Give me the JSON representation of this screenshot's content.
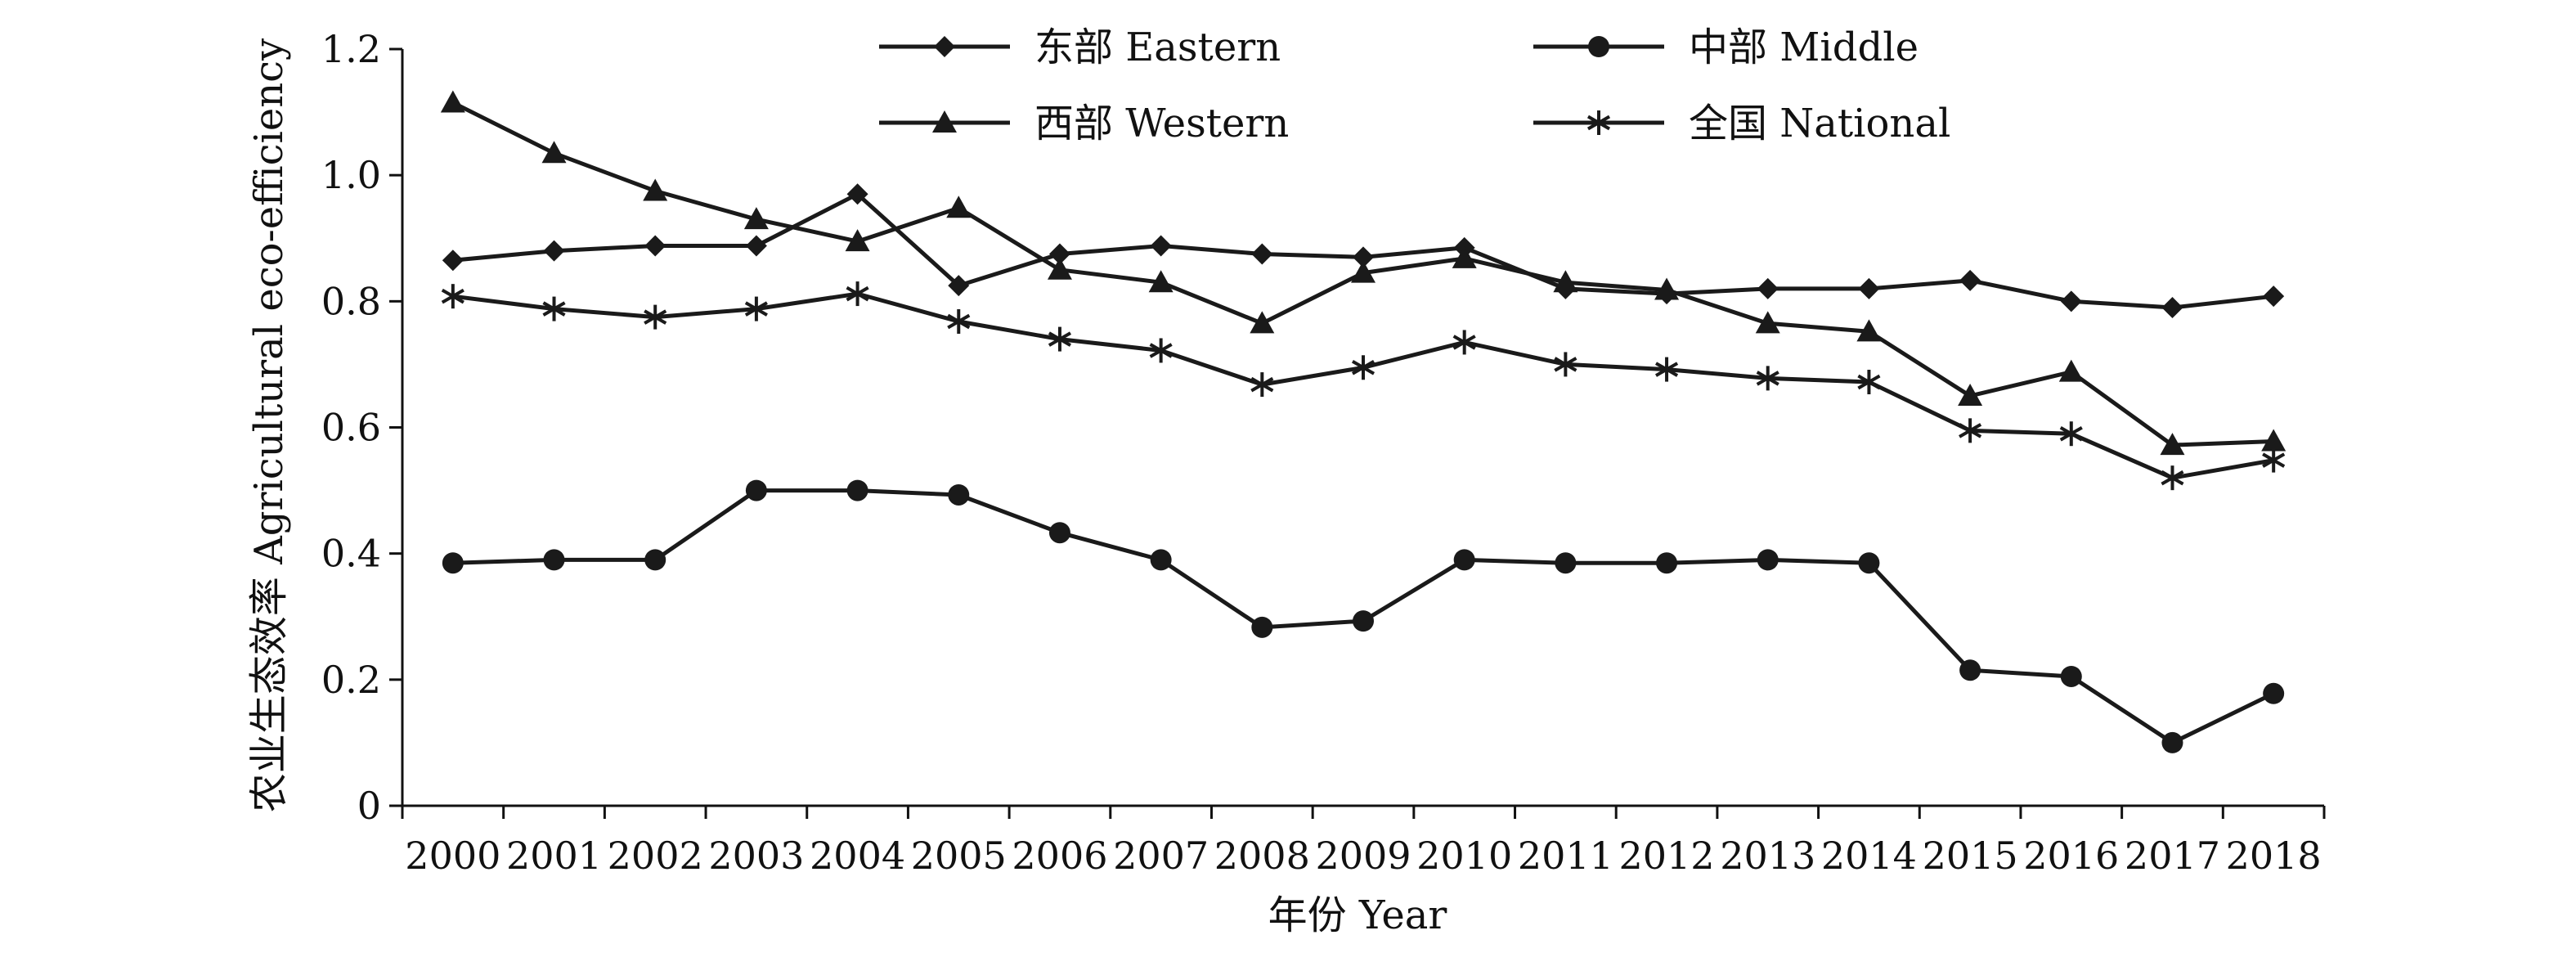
{
  "chart_data": {
    "type": "line",
    "title": "",
    "xlabel": "年份 Year",
    "ylabel": "农业生态效率 Agricultural eco-efficiency",
    "ylim": [
      0,
      1.2
    ],
    "yticks": [
      "0",
      "0.2",
      "0.4",
      "0.6",
      "0.8",
      "1.0",
      "1.2"
    ],
    "grid": false,
    "legend_position": "top-center",
    "categories": [
      "2000",
      "2001",
      "2002",
      "2003",
      "2004",
      "2005",
      "2006",
      "2007",
      "2008",
      "2009",
      "2010",
      "2011",
      "2012",
      "2013",
      "2014",
      "2015",
      "2016",
      "2017",
      "2018"
    ],
    "series": [
      {
        "name": "东部 Eastern",
        "marker": "diamond",
        "values": [
          0.865,
          0.88,
          0.888,
          0.888,
          0.97,
          0.825,
          0.875,
          0.888,
          0.875,
          0.87,
          0.885,
          0.82,
          0.812,
          0.82,
          0.82,
          0.833,
          0.8,
          0.79,
          0.808
        ]
      },
      {
        "name": "中部 Middle",
        "marker": "circle",
        "values": [
          0.385,
          0.39,
          0.39,
          0.5,
          0.5,
          0.493,
          0.433,
          0.39,
          0.283,
          0.293,
          0.39,
          0.385,
          0.385,
          0.39,
          0.385,
          0.215,
          0.205,
          0.1,
          0.178
        ]
      },
      {
        "name": "西部 Western",
        "marker": "triangle",
        "values": [
          1.115,
          1.035,
          0.975,
          0.93,
          0.895,
          0.948,
          0.85,
          0.83,
          0.765,
          0.845,
          0.868,
          0.83,
          0.818,
          0.765,
          0.752,
          0.65,
          0.688,
          0.572,
          0.578
        ]
      },
      {
        "name": "全国 National",
        "marker": "asterisk",
        "values": [
          0.808,
          0.788,
          0.775,
          0.788,
          0.812,
          0.768,
          0.74,
          0.722,
          0.668,
          0.695,
          0.735,
          0.7,
          0.692,
          0.678,
          0.672,
          0.595,
          0.59,
          0.52,
          0.548
        ]
      }
    ],
    "colors": {
      "line": "#1a1a1a",
      "axis": "#111111",
      "background": "#ffffff"
    }
  }
}
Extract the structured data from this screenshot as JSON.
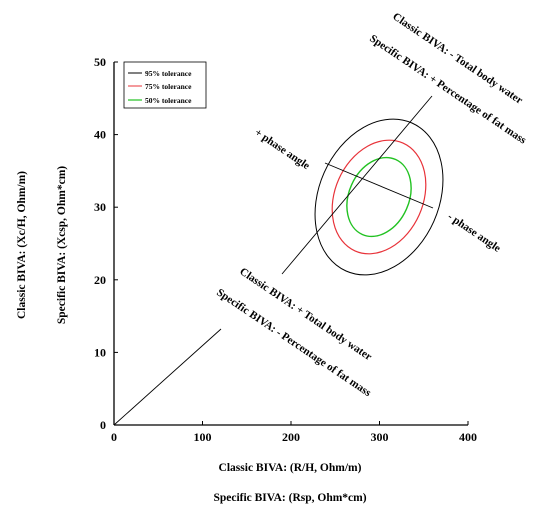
{
  "chart_data": {
    "type": "scatter",
    "x_label_1": "Classic BIVA: (R/H, Ohm/m)",
    "x_label_2": "Specific BIVA: (Rsp, Ohm*cm)",
    "y_label_1": "Classic BIVA: (Xc/H, Ohm/m)",
    "y_label_2": "Specific BIVA: (Xcsp, Ohm*cm)",
    "xlim": [
      0,
      400
    ],
    "ylim": [
      0,
      50
    ],
    "x_ticks": [
      "0",
      "100",
      "200",
      "300",
      "400"
    ],
    "y_ticks": [
      "0",
      "10",
      "20",
      "30",
      "40",
      "50"
    ],
    "legend": {
      "position": "top-left",
      "entries": [
        {
          "name": "95% tolerance",
          "color": "#000000"
        },
        {
          "name": "75% tolerance",
          "color": "#e8333a"
        },
        {
          "name": "50% tolerance",
          "color": "#22c222"
        }
      ]
    },
    "ellipses": [
      {
        "level": "95% tolerance",
        "center": [
          300,
          31.5
        ],
        "color": "#000000"
      },
      {
        "level": "75% tolerance",
        "center": [
          300,
          31.5
        ],
        "color": "#e8333a"
      },
      {
        "level": "50% tolerance",
        "center": [
          300,
          31.5
        ],
        "color": "#22c222"
      }
    ],
    "annotations": {
      "top_1": "Classic BIVA:  - Total body water",
      "top_2": "Specific BIVA: + Percentage of fat mass",
      "left": "+ phase angle",
      "right": "- phase angle",
      "bottom_1": "Classic BIVA:  + Total body water",
      "bottom_2": "Specific BIVA:  - Percentage of fat mass"
    }
  }
}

——

Find the string "Classic" in the entries above and return each line that holds it.

    "x_label_1": "Classic BIVA: (R/H, Ohm/m)",
    "y_label_1": "Classic BIVA: (Xc/H, Ohm/m)",
      "top_1": "Classic BIVA:  - Total body water",
      "bottom_1": "Classic BIVA:  + Total body water",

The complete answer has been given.